## What is required
Make an exact copy of all the data.

## Data shown

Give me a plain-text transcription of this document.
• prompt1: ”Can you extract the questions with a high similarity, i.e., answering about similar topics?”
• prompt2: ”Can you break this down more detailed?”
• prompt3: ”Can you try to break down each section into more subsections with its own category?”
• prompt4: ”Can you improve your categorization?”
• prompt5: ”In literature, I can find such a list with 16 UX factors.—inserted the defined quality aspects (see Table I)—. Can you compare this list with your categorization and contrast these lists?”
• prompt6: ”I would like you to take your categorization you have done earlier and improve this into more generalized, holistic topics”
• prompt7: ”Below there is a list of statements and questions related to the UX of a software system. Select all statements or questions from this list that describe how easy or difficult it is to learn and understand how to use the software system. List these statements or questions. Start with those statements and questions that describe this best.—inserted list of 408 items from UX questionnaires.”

## Answer to the problem
Give me a plain-text transcription of this document.
• prompt1: ”Can you extract the questions with a high similarity, i.e., answering about similar topics?”
• prompt2: ”Can you break this down more detailed?”
• prompt3: ”Can you try to break down each section into more subsections with its own category?”
• prompt4: ”Can you improve your categorization?”
• prompt5: ”In literature, I can find such a list with 16 UX factors.—inserted the defined quality aspects (see Table I)—. Can you compare this list with your categorization and contrast these lists?”
• prompt6: ”I would like you to take your categorization you have done earlier and improve this into more generalized, holistic topics”
• prompt7: ”Below there is a list of statements and questions related to the UX of a software system. Select all statements or questions from this list that describe how easy or difficult it is to learn and understand how to use the software system. List these statements or questions. Start with those statements and questions that describe this best.—inserted list of 408 items from UX questionnaires.”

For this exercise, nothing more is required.